From the records, pick out and copy each line containing "Communication".

- [Dataset items]:
--------
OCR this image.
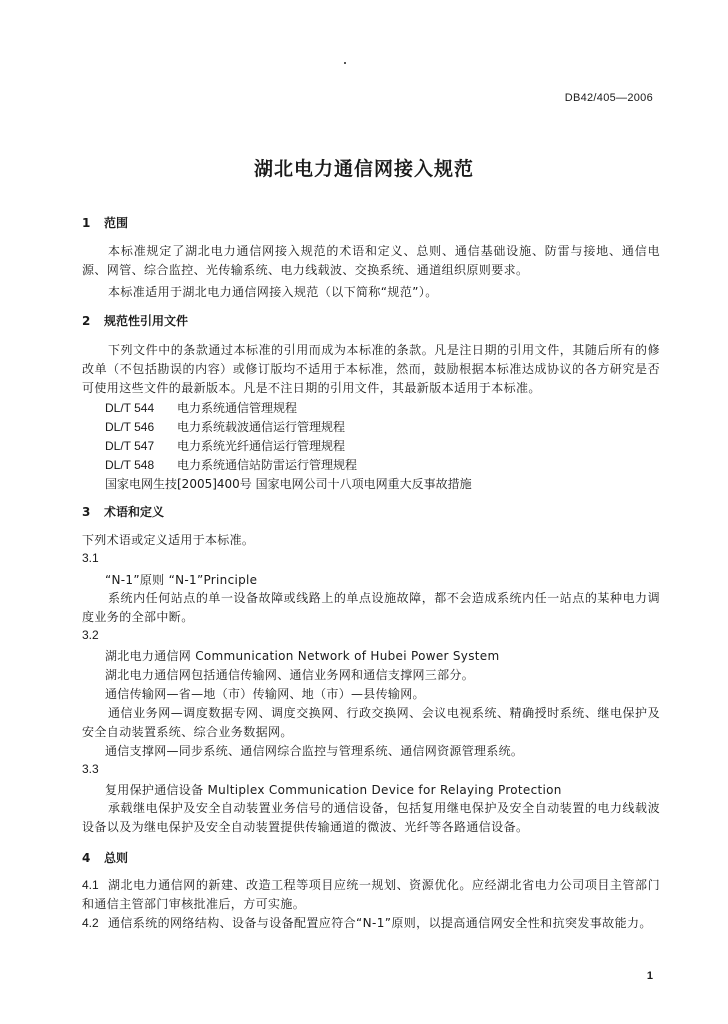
DB42/405—2006
湖北电力通信网接入规范
1 范围
本标准规定了湖北电力通信网接入规范的术语和定义、总则、通信基础设施、防雷与接地、通信电源、网管、综合监控、光传输系统、电力线载波、交换系统、通道组织原则要求。
本标准适用于湖北电力通信网接入规范（以下简称“规范”）。
2 规范性引用文件
下列文件中的条款通过本标准的引用而成为本标准的条款。凡是注日期的引用文件，其随后所有的修改单（不包括勘误的内容）或修订版均不适用于本标准，然而，鼓励根据本标准达成协议的各方研究是否可使用这些文件的最新版本。凡是不注日期的引用文件，其最新版本适用于本标准。
DL/T 544 电力系统通信管理规程
DL/T 546 电力系统载波通信运行管理规程
DL/T 547 电力系统光纤通信运行管理规程
DL/T 548 电力系统通信站防雷运行管理规程
国家电网生技[2005]400号 国家电网公司十八项电网重大反事故措施
3 术语和定义
下列术语或定义适用于本标准。
3.1
“N-1”原则 “N-1”Principle
系统内任何站点的单一设备故障或线路上的单点设施故障，都不会造成系统内任一站点的某种电力调度业务的全部中断。
3.2
湖北电力通信网 Communication Network of Hubei Power System
湖北电力通信网包括通信传输网、通信业务网和通信支撑网三部分。
通信传输网—省—地（市）传输网、地（市）—县传输网。
通信业务网—调度数据专网、调度交换网、行政交换网、会议电视系统、精确授时系统、继电保护及安全自动装置系统、综合业务数据网。
通信支撑网—同步系统、通信网综合监控与管理系统、通信网资源管理系统。
3.3
复用保护通信设备 Multiplex Communication Device for Relaying Protection
承载继电保护及安全自动装置业务信号的通信设备，包括复用继电保护及安全自动装置的电力线载波设备以及为继电保护及安全自动装置提供传输通道的微波、光纤等各路通信设备。
4 总则
4.1 湖北电力通信网的新建、改造工程等项目应统一规划、资源优化。应经湖北省电力公司项目主管部门和通信主管部门审核批准后，方可实施。
4.2 通信系统的网络结构、设备与设备配置应符合“N-1”原则，以提高通信网安全性和抗突发事故能力。
1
--------
- [ANSWER BELOW]:
湖北电力通信网 Communication Network of Hubei Power System
复用保护通信设备 Multiplex Communication Device for Relaying Protection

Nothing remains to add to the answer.